◆ **RECORDS FOR THIS EXERCISE**:
◆ ◆ ◆

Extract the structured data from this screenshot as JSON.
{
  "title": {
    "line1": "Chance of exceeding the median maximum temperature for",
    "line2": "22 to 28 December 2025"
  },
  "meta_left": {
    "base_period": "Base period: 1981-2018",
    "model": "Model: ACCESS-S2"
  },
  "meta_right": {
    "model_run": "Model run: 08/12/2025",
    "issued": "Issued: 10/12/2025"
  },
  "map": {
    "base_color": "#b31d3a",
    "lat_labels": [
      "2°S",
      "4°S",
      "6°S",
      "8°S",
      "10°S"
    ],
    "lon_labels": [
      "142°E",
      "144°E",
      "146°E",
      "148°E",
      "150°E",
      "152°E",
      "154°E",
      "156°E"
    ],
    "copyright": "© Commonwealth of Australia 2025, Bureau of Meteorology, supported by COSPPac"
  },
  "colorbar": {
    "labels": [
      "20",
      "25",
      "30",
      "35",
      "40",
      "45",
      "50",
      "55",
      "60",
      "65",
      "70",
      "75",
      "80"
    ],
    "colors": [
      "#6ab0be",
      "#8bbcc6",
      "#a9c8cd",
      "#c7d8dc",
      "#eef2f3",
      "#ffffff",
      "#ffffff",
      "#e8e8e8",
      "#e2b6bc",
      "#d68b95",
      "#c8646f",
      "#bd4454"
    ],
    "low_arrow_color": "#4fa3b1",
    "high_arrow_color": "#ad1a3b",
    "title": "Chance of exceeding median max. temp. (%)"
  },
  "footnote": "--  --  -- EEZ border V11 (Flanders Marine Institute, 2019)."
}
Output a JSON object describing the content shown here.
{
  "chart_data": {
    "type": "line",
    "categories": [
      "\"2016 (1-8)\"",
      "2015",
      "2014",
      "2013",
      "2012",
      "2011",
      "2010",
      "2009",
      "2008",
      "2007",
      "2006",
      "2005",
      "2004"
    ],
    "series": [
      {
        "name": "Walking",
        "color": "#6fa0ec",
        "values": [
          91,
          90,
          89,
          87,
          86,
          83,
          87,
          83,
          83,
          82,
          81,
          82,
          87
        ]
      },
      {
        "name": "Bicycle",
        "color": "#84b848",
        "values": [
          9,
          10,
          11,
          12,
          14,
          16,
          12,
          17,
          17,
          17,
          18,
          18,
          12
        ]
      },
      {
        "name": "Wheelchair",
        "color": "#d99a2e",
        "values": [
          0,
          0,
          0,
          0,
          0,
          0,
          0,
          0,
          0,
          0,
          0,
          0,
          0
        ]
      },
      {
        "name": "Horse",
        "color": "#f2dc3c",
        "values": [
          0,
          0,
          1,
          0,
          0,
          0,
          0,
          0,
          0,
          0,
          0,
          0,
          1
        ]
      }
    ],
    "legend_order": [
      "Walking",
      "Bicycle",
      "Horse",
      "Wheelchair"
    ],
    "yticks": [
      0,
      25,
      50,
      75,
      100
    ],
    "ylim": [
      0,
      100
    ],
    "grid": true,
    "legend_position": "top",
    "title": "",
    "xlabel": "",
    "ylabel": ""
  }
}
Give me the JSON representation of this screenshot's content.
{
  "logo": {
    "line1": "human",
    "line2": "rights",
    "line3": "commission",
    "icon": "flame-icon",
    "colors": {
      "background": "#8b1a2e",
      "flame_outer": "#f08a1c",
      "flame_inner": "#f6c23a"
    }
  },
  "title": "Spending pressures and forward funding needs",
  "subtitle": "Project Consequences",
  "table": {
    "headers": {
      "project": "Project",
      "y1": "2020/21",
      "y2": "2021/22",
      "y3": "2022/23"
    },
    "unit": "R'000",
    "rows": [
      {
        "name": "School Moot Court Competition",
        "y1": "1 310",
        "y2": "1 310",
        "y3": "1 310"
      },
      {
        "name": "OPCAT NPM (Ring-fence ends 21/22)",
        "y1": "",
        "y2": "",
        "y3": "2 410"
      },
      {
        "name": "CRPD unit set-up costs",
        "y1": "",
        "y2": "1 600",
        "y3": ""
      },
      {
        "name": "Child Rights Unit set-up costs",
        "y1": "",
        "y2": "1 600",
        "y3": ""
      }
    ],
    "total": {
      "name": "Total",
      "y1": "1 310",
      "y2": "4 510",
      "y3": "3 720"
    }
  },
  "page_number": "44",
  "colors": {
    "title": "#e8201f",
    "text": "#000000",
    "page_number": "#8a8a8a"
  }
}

◆ ◆ ◆

◆ **PROBLEM STATEMENT**:
Exactly as written, please output every entry.

◆ **EXERCISE RESPONSE**:
Extract the structured data from this screenshot as JSON.
{
  "title": {
    "line1": "Chance of exceeding the median maximum temperature for",
    "line2": "22 to 28 December 2025"
  },
  "meta_left": {
    "base_period": "Base period: 1981-2018",
    "model": "Model: ACCESS-S2"
  },
  "meta_right": {
    "model_run": "Model run: 08/12/2025",
    "issued": "Issued: 10/12/2025"
  },
  "map": {
    "base_color": "#b31d3a",
    "lat_labels": [
      "2°S",
      "4°S",
      "6°S",
      "8°S",
      "10°S"
    ],
    "lon_labels": [
      "142°E",
      "144°E",
      "146°E",
      "148°E",
      "150°E",
      "152°E",
      "154°E",
      "156°E"
    ],
    "copyright": "© Commonwealth of Australia 2025, Bureau of Meteorology, supported by COSPPac"
  },
  "colorbar": {
    "labels": [
      "20",
      "25",
      "30",
      "35",
      "40",
      "45",
      "50",
      "55",
      "60",
      "65",
      "70",
      "75",
      "80"
    ],
    "colors": [
      "#6ab0be",
      "#8bbcc6",
      "#a9c8cd",
      "#c7d8dc",
      "#eef2f3",
      "#ffffff",
      "#ffffff",
      "#e8e8e8",
      "#e2b6bc",
      "#d68b95",
      "#c8646f",
      "#bd4454"
    ],
    "low_arrow_color": "#4fa3b1",
    "high_arrow_color": "#ad1a3b",
    "title": "Chance of exceeding median max. temp. (%)"
  },
  "footnote": "--  --  -- EEZ border V11 (Flanders Marine Institute, 2019)."
}
Output a JSON object describing the content shown here.
{
  "chart_data": {
    "type": "line",
    "categories": [
      "\"2016 (1-8)\"",
      "2015",
      "2014",
      "2013",
      "2012",
      "2011",
      "2010",
      "2009",
      "2008",
      "2007",
      "2006",
      "2005",
      "2004"
    ],
    "series": [
      {
        "name": "Walking",
        "color": "#6fa0ec",
        "values": [
          91,
          90,
          89,
          87,
          86,
          83,
          87,
          83,
          83,
          82,
          81,
          82,
          87
        ]
      },
      {
        "name": "Bicycle",
        "color": "#84b848",
        "values": [
          9,
          10,
          11,
          12,
          14,
          16,
          12,
          17,
          17,
          17,
          18,
          18,
          12
        ]
      },
      {
        "name": "Wheelchair",
        "color": "#d99a2e",
        "values": [
          0,
          0,
          0,
          0,
          0,
          0,
          0,
          0,
          0,
          0,
          0,
          0,
          0
        ]
      },
      {
        "name": "Horse",
        "color": "#f2dc3c",
        "values": [
          0,
          0,
          1,
          0,
          0,
          0,
          0,
          0,
          0,
          0,
          0,
          0,
          1
        ]
      }
    ],
    "legend_order": [
      "Walking",
      "Bicycle",
      "Horse",
      "Wheelchair"
    ],
    "yticks": [
      0,
      25,
      50,
      75,
      100
    ],
    "ylim": [
      0,
      100
    ],
    "grid": true,
    "legend_position": "top",
    "title": "",
    "xlabel": "",
    "ylabel": ""
  }
}
Give me the JSON representation of this screenshot's content.
{
  "logo": {
    "line1": "human",
    "line2": "rights",
    "line3": "commission",
    "icon": "flame-icon",
    "colors": {
      "background": "#8b1a2e",
      "flame_outer": "#f08a1c",
      "flame_inner": "#f6c23a"
    }
  },
  "title": "Spending pressures and forward funding needs",
  "subtitle": "Project Consequences",
  "table": {
    "headers": {
      "project": "Project",
      "y1": "2020/21",
      "y2": "2021/22",
      "y3": "2022/23"
    },
    "unit": "R'000",
    "rows": [
      {
        "name": "School Moot Court Competition",
        "y1": "1 310",
        "y2": "1 310",
        "y3": "1 310"
      },
      {
        "name": "OPCAT NPM (Ring-fence ends 21/22)",
        "y1": "",
        "y2": "",
        "y3": "2 410"
      },
      {
        "name": "CRPD unit set-up costs",
        "y1": "",
        "y2": "1 600",
        "y3": ""
      },
      {
        "name": "Child Rights Unit set-up costs",
        "y1": "",
        "y2": "1 600",
        "y3": ""
      }
    ],
    "total": {
      "name": "Total",
      "y1": "1 310",
      "y2": "4 510",
      "y3": "3 720"
    }
  },
  "page_number": "44",
  "colors": {
    "title": "#e8201f",
    "text": "#000000",
    "page_number": "#8a8a8a"
  }
}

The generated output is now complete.